**EXERCISE:** Restate each of the lines below word for word and drop every picture.

======== DATA SECTION

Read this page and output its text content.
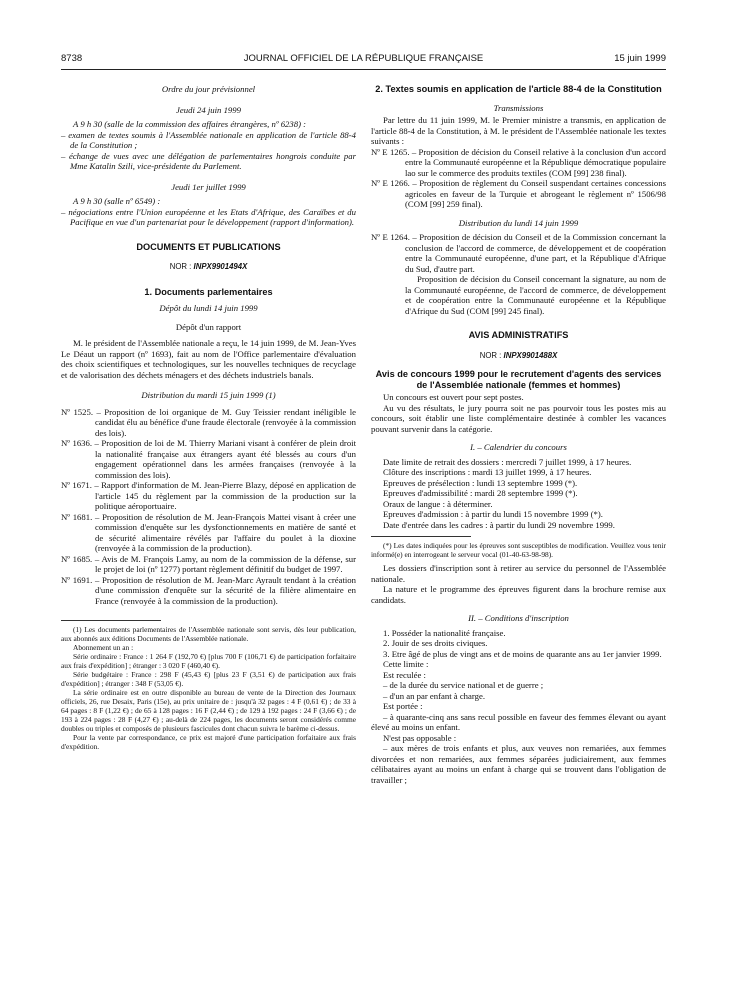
8738	JOURNAL OFFICIEL DE LA RÉPUBLIQUE FRANÇAISE	15 juin 1999

Ordre du jour prévisionnel

Jeudi 24 juin 1999

A 9 h 30 (salle de la commission des affaires étrangères, nº 6238) :

– examen de textes soumis à l'Assemblée nationale en application de l'article 88-4 de la Constitution ;

– échange de vues avec une délégation de parlementaires hongrois conduite par Mme Katalin Szili, vice-présidente du Parlement.

Jeudi 1er juillet 1999

A 9 h 30 (salle nº 6549) :

– négociations entre l'Union européenne et les Etats d'Afrique, des Caraïbes et du Pacifique en vue d'un partenariat pour le développement (rapport d'information).

DOCUMENTS ET PUBLICATIONS

NOR : INPX9901494X

1. Documents parlementaires

Dépôt du lundi 14 juin 1999

Dépôt d'un rapport

M. le président de l'Assemblée nationale a reçu, le 14 juin 1999, de M. Jean-Yves Le Déaut un rapport (nº 1693), fait au nom de l'Office parlementaire d'évaluation des choix scientifiques et technologiques, sur les nouvelles techniques de recyclage et de valorisation des déchets ménagers et des déchets industriels banals.

Distribution du mardi 15 juin 1999 (1)

Nº 1525. – Proposition de loi organique de M. Guy Teissier rendant inéligible le candidat élu au bénéfice d'une fraude électorale (renvoyée à la commission des lois).

Nº 1636. – Proposition de loi de M. Thierry Mariani visant à conférer de plein droit la nationalité française aux étrangers ayant été blessés au cours d'un engagement opérationnel dans les armées françaises (renvoyée à la commission des lois).

Nº 1671. – Rapport d'information de M. Jean-Pierre Blazy, déposé en application de l'article 145 du règlement par la commission de la production sur la politique aéroportuaire.

Nº 1681. – Proposition de résolution de M. Jean-François Mattei visant à créer une commission d'enquête sur les dysfonctionnements en matière de santé et de sécurité alimentaire révélés par l'affaire du poulet à la dioxine (renvoyée à la commission de la production).

Nº 1685. – Avis de M. François Lamy, au nom de la commission de la défense, sur le projet de loi (nº 1277) portant règlement définitif du budget de 1997.

Nº 1691. – Proposition de résolution de M. Jean-Marc Ayrault tendant à la création d'une commission d'enquête sur la sécurité de la filière alimentaire en France (renvoyée à la commission de la production).

(1) Les documents parlementaires de l'Assemblée nationale sont servis, dès leur publication, aux abonnés aux éditions Documents de l'Assemblée nationale.

Abonnement un an :

Série ordinaire : France : 1 264 F (192,70 €) [plus 700 F (106,71 €) de participation forfaitaire aux frais d'expédition] ; étranger : 3 020 F (460,40 €).

Série budgétaire : France : 298 F (45,43 €) [plus 23 F (3,51 €) de participation aux frais d'expédition] ; étranger : 348 F (53,05 €).

La série ordinaire est en outre disponible au bureau de vente de la Direction des Journaux officiels, 26, rue Desaix, Paris (15e), au prix unitaire de : jusqu'à 32 pages : 4 F (0,61 €) ; de 33 à 64 pages : 8 F (1,22 €) ; de 65 à 128 pages : 16 F (2,44 €) ; de 129 à 192 pages : 24 F (3,66 €) ; de 193 à 224 pages : 28 F (4,27 €) ; au-delà de 224 pages, les documents seront considérés comme doubles ou triples et composés de plusieurs fascicules dont chacun suivra le barème ci-dessus.

Pour la vente par correspondance, ce prix est majoré d'une participation forfaitaire aux frais d'expédition.

2. Textes soumis en application de l'article 88-4 de la Constitution

Transmissions

Par lettre du 11 juin 1999, M. le Premier ministre a transmis, en application de l'article 88-4 de la Constitution, à M. le président de l'Assemblée nationale les textes suivants :

Nº E 1265. – Proposition de décision du Conseil relative à la conclusion d'un accord entre la Communauté européenne et la République démocratique populaire lao sur le commerce des produits textiles (COM [99] 238 final).

Nº E 1266. – Proposition de règlement du Conseil suspendant certaines concessions agricoles en faveur de la Turquie et abrogeant le règlement nº 1506/98 (COM [99] 259 final).

Distribution du lundi 14 juin 1999

Nº E 1264. – Proposition de décision du Conseil et de la Commission concernant la conclusion de l'accord de commerce, de développement et de coopération entre la Communauté européenne, d'une part, et la République d'Afrique du Sud, d'autre part.

Proposition de décision du Conseil concernant la signature, au nom de la Communauté européenne, de l'accord de commerce, de développement et de coopération entre la Communauté européenne et la République d'Afrique du Sud (COM [99] 245 final).

AVIS ADMINISTRATIFS

NOR : INPX9901488X

Avis de concours 1999 pour le recrutement d'agents des services de l'Assemblée nationale (femmes et hommes)

Un concours est ouvert pour sept postes.

Au vu des résultats, le jury pourra soit ne pas pourvoir tous les postes mis au concours, soit établir une liste complémentaire destinée à combler les vacances pouvant survenir dans la catégorie.

I. – Calendrier du concours

Date limite de retrait des dossiers : mercredi 7 juillet 1999, à 17 heures.

Clôture des inscriptions : mardi 13 juillet 1999, à 17 heures.

Epreuves de présélection : lundi 13 septembre 1999 (*).

Epreuves d'admissibilité : mardi 28 septembre 1999 (*).

Oraux de langue : à déterminer.

Epreuves d'admission : à partir du lundi 15 novembre 1999 (*).

Date d'entrée dans les cadres : à partir du lundi 29 novembre 1999.

(*) Les dates indiquées pour les épreuves sont susceptibles de modification. Veuillez vous tenir informé(e) en interrogeant le serveur vocal (01-40-63-98-98).

Les dossiers d'inscription sont à retirer au service du personnel de l'Assemblée nationale.

La nature et le programme des épreuves figurent dans la brochure remise aux candidats.

II. – Conditions d'inscription

1. Posséder la nationalité française.

2. Jouir de ses droits civiques.

3. Etre âgé de plus de vingt ans et de moins de quarante ans au 1er janvier 1999.

Cette limite :

Est reculée :

– de la durée du service national et de guerre ;

– d'un an par enfant à charge.

Est portée :

– à quarante-cinq ans sans recul possible en faveur des femmes élevant ou ayant élevé au moins un enfant.

N'est pas opposable :

– aux mères de trois enfants et plus, aux veuves non remariées, aux femmes divorcées et non remariées, aux femmes séparées judiciairement, aux femmes célibataires ayant au moins un enfant à charge qui se trouvent dans l'obligation de travailler ;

================

**EXERCISE SOLUTION:**
Read this page and output its text content.
8738	JOURNAL OFFICIEL DE LA RÉPUBLIQUE FRANÇAISE	15 juin 1999

Ordre du jour prévisionnel

Jeudi 24 juin 1999

A 9 h 30 (salle de la commission des affaires étrangères, nº 6238) :

– examen de textes soumis à l'Assemblée nationale en application de l'article 88-4 de la Constitution ;

– échange de vues avec une délégation de parlementaires hongrois conduite par Mme Katalin Szili, vice-présidente du Parlement.

Jeudi 1er juillet 1999

A 9 h 30 (salle nº 6549) :

– négociations entre l'Union européenne et les Etats d'Afrique, des Caraïbes et du Pacifique en vue d'un partenariat pour le développement (rapport d'information).

DOCUMENTS ET PUBLICATIONS

NOR : INPX9901494X

1. Documents parlementaires

Dépôt du lundi 14 juin 1999

Dépôt d'un rapport

M. le président de l'Assemblée nationale a reçu, le 14 juin 1999, de M. Jean-Yves Le Déaut un rapport (nº 1693), fait au nom de l'Office parlementaire d'évaluation des choix scientifiques et technologiques, sur les nouvelles techniques de recyclage et de valorisation des déchets ménagers et des déchets industriels banals.

Distribution du mardi 15 juin 1999 (1)

Nº 1525. – Proposition de loi organique de M. Guy Teissier rendant inéligible le candidat élu au bénéfice d'une fraude électorale (renvoyée à la commission des lois).

Nº 1636. – Proposition de loi de M. Thierry Mariani visant à conférer de plein droit la nationalité française aux étrangers ayant été blessés au cours d'un engagement opérationnel dans les armées françaises (renvoyée à la commission des lois).

Nº 1671. – Rapport d'information de M. Jean-Pierre Blazy, déposé en application de l'article 145 du règlement par la commission de la production sur la politique aéroportuaire.

Nº 1681. – Proposition de résolution de M. Jean-François Mattei visant à créer une commission d'enquête sur les dysfonctionnements en matière de santé et de sécurité alimentaire révélés par l'affaire du poulet à la dioxine (renvoyée à la commission de la production).

Nº 1685. – Avis de M. François Lamy, au nom de la commission de la défense, sur le projet de loi (nº 1277) portant règlement définitif du budget de 1997.

Nº 1691. – Proposition de résolution de M. Jean-Marc Ayrault tendant à la création d'une commission d'enquête sur la sécurité de la filière alimentaire en France (renvoyée à la commission de la production).

(1) Les documents parlementaires de l'Assemblée nationale sont servis, dès leur publication, aux abonnés aux éditions Documents de l'Assemblée nationale.

Abonnement un an :

Série ordinaire : France : 1 264 F (192,70 €) [plus 700 F (106,71 €) de participation forfaitaire aux frais d'expédition] ; étranger : 3 020 F (460,40 €).

Série budgétaire : France : 298 F (45,43 €) [plus 23 F (3,51 €) de participation aux frais d'expédition] ; étranger : 348 F (53,05 €).

La série ordinaire est en outre disponible au bureau de vente de la Direction des Journaux officiels, 26, rue Desaix, Paris (15e), au prix unitaire de : jusqu'à 32 pages : 4 F (0,61 €) ; de 33 à 64 pages : 8 F (1,22 €) ; de 65 à 128 pages : 16 F (2,44 €) ; de 129 à 192 pages : 24 F (3,66 €) ; de 193 à 224 pages : 28 F (4,27 €) ; au-delà de 224 pages, les documents seront considérés comme doubles ou triples et composés de plusieurs fascicules dont chacun suivra le barème ci-dessus.

Pour la vente par correspondance, ce prix est majoré d'une participation forfaitaire aux frais d'expédition.

2. Textes soumis en application de l'article 88-4 de la Constitution

Transmissions

Par lettre du 11 juin 1999, M. le Premier ministre a transmis, en application de l'article 88-4 de la Constitution, à M. le président de l'Assemblée nationale les textes suivants :

Nº E 1265. – Proposition de décision du Conseil relative à la conclusion d'un accord entre la Communauté européenne et la République démocratique populaire lao sur le commerce des produits textiles (COM [99] 238 final).

Nº E 1266. – Proposition de règlement du Conseil suspendant certaines concessions agricoles en faveur de la Turquie et abrogeant le règlement nº 1506/98 (COM [99] 259 final).

Distribution du lundi 14 juin 1999

Nº E 1264. – Proposition de décision du Conseil et de la Commission concernant la conclusion de l'accord de commerce, de développement et de coopération entre la Communauté européenne, d'une part, et la République d'Afrique du Sud, d'autre part.

Proposition de décision du Conseil concernant la signature, au nom de la Communauté européenne, de l'accord de commerce, de développement et de coopération entre la Communauté européenne et la République d'Afrique du Sud (COM [99] 245 final).

AVIS ADMINISTRATIFS

NOR : INPX9901488X

Avis de concours 1999 pour le recrutement d'agents des services de l'Assemblée nationale (femmes et hommes)

Un concours est ouvert pour sept postes.

Au vu des résultats, le jury pourra soit ne pas pourvoir tous les postes mis au concours, soit établir une liste complémentaire destinée à combler les vacances pouvant survenir dans la catégorie.

I. – Calendrier du concours

Date limite de retrait des dossiers : mercredi 7 juillet 1999, à 17 heures.

Clôture des inscriptions : mardi 13 juillet 1999, à 17 heures.

Epreuves de présélection : lundi 13 septembre 1999 (*).

Epreuves d'admissibilité : mardi 28 septembre 1999 (*).

Oraux de langue : à déterminer.

Epreuves d'admission : à partir du lundi 15 novembre 1999 (*).

Date d'entrée dans les cadres : à partir du lundi 29 novembre 1999.

(*) Les dates indiquées pour les épreuves sont susceptibles de modification. Veuillez vous tenir informé(e) en interrogeant le serveur vocal (01-40-63-98-98).

Les dossiers d'inscription sont à retirer au service du personnel de l'Assemblée nationale.

La nature et le programme des épreuves figurent dans la brochure remise aux candidats.

II. – Conditions d'inscription

1. Posséder la nationalité française.

2. Jouir de ses droits civiques.

3. Etre âgé de plus de vingt ans et de moins de quarante ans au 1er janvier 1999.

Cette limite :

Est reculée :

– de la durée du service national et de guerre ;

– d'un an par enfant à charge.

Est portée :

– à quarante-cinq ans sans recul possible en faveur des femmes élevant ou ayant élevé au moins un enfant.

N'est pas opposable :

– aux mères de trois enfants et plus, aux veuves non remariées, aux femmes divorcées et non remariées, aux femmes séparées judiciairement, aux femmes célibataires ayant au moins un enfant à charge qui se trouvent dans l'obligation de travailler ;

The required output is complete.